Stored entries
## START

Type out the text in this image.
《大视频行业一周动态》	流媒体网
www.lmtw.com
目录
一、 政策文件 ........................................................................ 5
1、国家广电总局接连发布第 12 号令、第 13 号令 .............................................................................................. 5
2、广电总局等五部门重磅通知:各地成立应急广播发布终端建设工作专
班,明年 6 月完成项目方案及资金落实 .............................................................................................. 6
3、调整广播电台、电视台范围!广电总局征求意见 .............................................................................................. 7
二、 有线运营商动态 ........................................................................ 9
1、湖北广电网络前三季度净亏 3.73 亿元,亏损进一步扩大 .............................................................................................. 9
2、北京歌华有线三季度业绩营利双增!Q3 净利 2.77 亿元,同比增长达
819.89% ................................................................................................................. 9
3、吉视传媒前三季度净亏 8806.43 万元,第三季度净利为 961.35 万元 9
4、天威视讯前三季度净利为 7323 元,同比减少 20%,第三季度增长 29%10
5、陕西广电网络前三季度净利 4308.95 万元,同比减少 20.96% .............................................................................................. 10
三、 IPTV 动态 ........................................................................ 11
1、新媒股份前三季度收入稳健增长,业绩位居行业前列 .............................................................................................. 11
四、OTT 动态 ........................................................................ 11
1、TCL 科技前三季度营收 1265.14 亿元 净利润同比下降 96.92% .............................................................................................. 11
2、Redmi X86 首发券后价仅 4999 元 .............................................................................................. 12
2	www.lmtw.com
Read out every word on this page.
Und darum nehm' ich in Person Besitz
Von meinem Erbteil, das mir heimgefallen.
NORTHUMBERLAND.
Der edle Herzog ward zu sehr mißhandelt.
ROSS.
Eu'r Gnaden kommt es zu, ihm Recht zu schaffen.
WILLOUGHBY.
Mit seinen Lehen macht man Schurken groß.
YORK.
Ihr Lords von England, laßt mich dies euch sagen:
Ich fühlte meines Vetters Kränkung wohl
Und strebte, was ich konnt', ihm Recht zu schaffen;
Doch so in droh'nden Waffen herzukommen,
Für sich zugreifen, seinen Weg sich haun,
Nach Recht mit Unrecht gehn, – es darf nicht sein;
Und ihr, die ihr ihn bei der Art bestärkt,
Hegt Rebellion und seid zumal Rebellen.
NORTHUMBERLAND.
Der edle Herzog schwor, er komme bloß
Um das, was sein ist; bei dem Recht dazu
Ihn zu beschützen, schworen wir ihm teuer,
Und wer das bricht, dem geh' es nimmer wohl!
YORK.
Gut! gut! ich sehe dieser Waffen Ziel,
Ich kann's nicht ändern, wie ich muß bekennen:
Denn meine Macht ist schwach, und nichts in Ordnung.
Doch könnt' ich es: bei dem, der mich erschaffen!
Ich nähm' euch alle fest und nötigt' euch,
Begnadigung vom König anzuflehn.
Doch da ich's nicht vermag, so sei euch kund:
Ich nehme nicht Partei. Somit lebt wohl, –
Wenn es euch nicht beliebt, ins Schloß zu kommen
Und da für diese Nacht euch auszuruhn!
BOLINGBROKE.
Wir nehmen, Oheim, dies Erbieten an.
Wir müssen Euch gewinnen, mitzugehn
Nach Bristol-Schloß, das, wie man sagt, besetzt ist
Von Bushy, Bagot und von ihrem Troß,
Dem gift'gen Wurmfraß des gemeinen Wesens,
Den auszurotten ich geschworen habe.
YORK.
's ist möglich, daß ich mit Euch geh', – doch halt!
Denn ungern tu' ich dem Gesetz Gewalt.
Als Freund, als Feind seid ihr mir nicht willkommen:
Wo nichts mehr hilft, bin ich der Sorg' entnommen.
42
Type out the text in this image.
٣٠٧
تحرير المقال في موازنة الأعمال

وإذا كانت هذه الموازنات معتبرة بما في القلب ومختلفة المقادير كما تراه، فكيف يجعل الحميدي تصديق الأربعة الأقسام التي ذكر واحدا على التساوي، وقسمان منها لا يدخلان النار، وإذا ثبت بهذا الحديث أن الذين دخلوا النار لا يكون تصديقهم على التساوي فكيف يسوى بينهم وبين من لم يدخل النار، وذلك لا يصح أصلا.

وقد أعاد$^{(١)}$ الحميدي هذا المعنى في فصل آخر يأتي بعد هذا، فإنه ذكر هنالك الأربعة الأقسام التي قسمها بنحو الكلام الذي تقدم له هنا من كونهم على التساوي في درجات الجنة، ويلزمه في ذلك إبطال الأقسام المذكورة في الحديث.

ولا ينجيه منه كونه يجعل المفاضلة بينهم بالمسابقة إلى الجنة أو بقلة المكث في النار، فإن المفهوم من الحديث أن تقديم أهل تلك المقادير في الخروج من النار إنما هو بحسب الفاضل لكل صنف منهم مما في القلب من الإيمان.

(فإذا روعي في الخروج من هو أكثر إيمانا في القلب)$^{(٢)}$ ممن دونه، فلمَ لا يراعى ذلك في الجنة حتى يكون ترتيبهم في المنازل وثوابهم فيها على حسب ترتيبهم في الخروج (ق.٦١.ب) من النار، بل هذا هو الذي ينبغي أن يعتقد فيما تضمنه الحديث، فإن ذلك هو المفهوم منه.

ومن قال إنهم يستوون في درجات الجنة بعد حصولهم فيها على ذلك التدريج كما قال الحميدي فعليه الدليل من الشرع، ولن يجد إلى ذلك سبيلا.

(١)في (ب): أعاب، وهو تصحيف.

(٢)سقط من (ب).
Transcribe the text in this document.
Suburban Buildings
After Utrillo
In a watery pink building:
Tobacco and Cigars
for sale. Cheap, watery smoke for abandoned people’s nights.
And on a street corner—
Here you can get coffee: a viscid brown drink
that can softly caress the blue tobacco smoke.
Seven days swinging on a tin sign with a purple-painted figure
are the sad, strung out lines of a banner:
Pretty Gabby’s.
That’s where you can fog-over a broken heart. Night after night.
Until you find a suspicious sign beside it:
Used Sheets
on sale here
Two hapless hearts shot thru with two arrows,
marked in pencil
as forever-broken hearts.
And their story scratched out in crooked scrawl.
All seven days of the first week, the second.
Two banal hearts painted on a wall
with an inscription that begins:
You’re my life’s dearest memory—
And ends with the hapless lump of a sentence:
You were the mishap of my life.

## END

Exercise requirements – Quote the listing in full, please, keeping every line exact.

Result for this exercise –
Type out the text in this image.
《大视频行业一周动态》	流媒体网
www.lmtw.com
目录
一、 政策文件 ........................................................................ 5
1、国家广电总局接连发布第 12 号令、第 13 号令 .............................................................................................. 5
2、广电总局等五部门重磅通知:各地成立应急广播发布终端建设工作专
班,明年 6 月完成项目方案及资金落实 .............................................................................................. 6
3、调整广播电台、电视台范围!广电总局征求意见 .............................................................................................. 7
二、 有线运营商动态 ........................................................................ 9
1、湖北广电网络前三季度净亏 3.73 亿元,亏损进一步扩大 .............................................................................................. 9
2、北京歌华有线三季度业绩营利双增!Q3 净利 2.77 亿元,同比增长达
819.89% ................................................................................................................. 9
3、吉视传媒前三季度净亏 8806.43 万元,第三季度净利为 961.35 万元 9
4、天威视讯前三季度净利为 7323 元,同比减少 20%,第三季度增长 29%10
5、陕西广电网络前三季度净利 4308.95 万元,同比减少 20.96% .............................................................................................. 10
三、 IPTV 动态 ........................................................................ 11
1、新媒股份前三季度收入稳健增长,业绩位居行业前列 .............................................................................................. 11
四、OTT 动态 ........................................................................ 11
1、TCL 科技前三季度营收 1265.14 亿元 净利润同比下降 96.92% .............................................................................................. 11
2、Redmi X86 首发券后价仅 4999 元 .............................................................................................. 12
2	www.lmtw.com
Read out every word on this page.
Und darum nehm' ich in Person Besitz
Von meinem Erbteil, das mir heimgefallen.
NORTHUMBERLAND.
Der edle Herzog ward zu sehr mißhandelt.
ROSS.
Eu'r Gnaden kommt es zu, ihm Recht zu schaffen.
WILLOUGHBY.
Mit seinen Lehen macht man Schurken groß.
YORK.
Ihr Lords von England, laßt mich dies euch sagen:
Ich fühlte meines Vetters Kränkung wohl
Und strebte, was ich konnt', ihm Recht zu schaffen;
Doch so in droh'nden Waffen herzukommen,
Für sich zugreifen, seinen Weg sich haun,
Nach Recht mit Unrecht gehn, – es darf nicht sein;
Und ihr, die ihr ihn bei der Art bestärkt,
Hegt Rebellion und seid zumal Rebellen.
NORTHUMBERLAND.
Der edle Herzog schwor, er komme bloß
Um das, was sein ist; bei dem Recht dazu
Ihn zu beschützen, schworen wir ihm teuer,
Und wer das bricht, dem geh' es nimmer wohl!
YORK.
Gut! gut! ich sehe dieser Waffen Ziel,
Ich kann's nicht ändern, wie ich muß bekennen:
Denn meine Macht ist schwach, und nichts in Ordnung.
Doch könnt' ich es: bei dem, der mich erschaffen!
Ich nähm' euch alle fest und nötigt' euch,
Begnadigung vom König anzuflehn.
Doch da ich's nicht vermag, so sei euch kund:
Ich nehme nicht Partei. Somit lebt wohl, –
Wenn es euch nicht beliebt, ins Schloß zu kommen
Und da für diese Nacht euch auszuruhn!
BOLINGBROKE.
Wir nehmen, Oheim, dies Erbieten an.
Wir müssen Euch gewinnen, mitzugehn
Nach Bristol-Schloß, das, wie man sagt, besetzt ist
Von Bushy, Bagot und von ihrem Troß,
Dem gift'gen Wurmfraß des gemeinen Wesens,
Den auszurotten ich geschworen habe.
YORK.
's ist möglich, daß ich mit Euch geh', – doch halt!
Denn ungern tu' ich dem Gesetz Gewalt.
Als Freund, als Feind seid ihr mir nicht willkommen:
Wo nichts mehr hilft, bin ich der Sorg' entnommen.
42
Type out the text in this image.
٣٠٧
تحرير المقال في موازنة الأعمال

وإذا كانت هذه الموازنات معتبرة بما في القلب ومختلفة المقادير كما تراه، فكيف يجعل الحميدي تصديق الأربعة الأقسام التي ذكر واحدا على التساوي، وقسمان منها لا يدخلان النار، وإذا ثبت بهذا الحديث أن الذين دخلوا النار لا يكون تصديقهم على التساوي فكيف يسوى بينهم وبين من لم يدخل النار، وذلك لا يصح أصلا.

وقد أعاد$^{(١)}$ الحميدي هذا المعنى في فصل آخر يأتي بعد هذا، فإنه ذكر هنالك الأربعة الأقسام التي قسمها بنحو الكلام الذي تقدم له هنا من كونهم على التساوي في درجات الجنة، ويلزمه في ذلك إبطال الأقسام المذكورة في الحديث.

ولا ينجيه منه كونه يجعل المفاضلة بينهم بالمسابقة إلى الجنة أو بقلة المكث في النار، فإن المفهوم من الحديث أن تقديم أهل تلك المقادير في الخروج من النار إنما هو بحسب الفاضل لكل صنف منهم مما في القلب من الإيمان.

(فإذا روعي في الخروج من هو أكثر إيمانا في القلب)$^{(٢)}$ ممن دونه، فلمَ لا يراعى ذلك في الجنة حتى يكون ترتيبهم في المنازل وثوابهم فيها على حسب ترتيبهم في الخروج (ق.٦١.ب) من النار، بل هذا هو الذي ينبغي أن يعتقد فيما تضمنه الحديث، فإن ذلك هو المفهوم منه.

ومن قال إنهم يستوون في درجات الجنة بعد حصولهم فيها على ذلك التدريج كما قال الحميدي فعليه الدليل من الشرع، ولن يجد إلى ذلك سبيلا.

(١)في (ب): أعاب، وهو تصحيف.

(٢)سقط من (ب).
Transcribe the text in this document.
Suburban Buildings
After Utrillo
In a watery pink building:
Tobacco and Cigars
for sale. Cheap, watery smoke for abandoned people’s nights.
And on a street corner—
Here you can get coffee: a viscid brown drink
that can softly caress the blue tobacco smoke.
Seven days swinging on a tin sign with a purple-painted figure
are the sad, strung out lines of a banner:
Pretty Gabby’s.
That’s where you can fog-over a broken heart. Night after night.
Until you find a suspicious sign beside it:
Used Sheets
on sale here
Two hapless hearts shot thru with two arrows,
marked in pencil
as forever-broken hearts.
And their story scratched out in crooked scrawl.
All seven days of the first week, the second.
Two banal hearts painted on a wall
with an inscription that begins:
You’re my life’s dearest memory—
And ends with the hapless lump of a sentence:
You were the mishap of my life.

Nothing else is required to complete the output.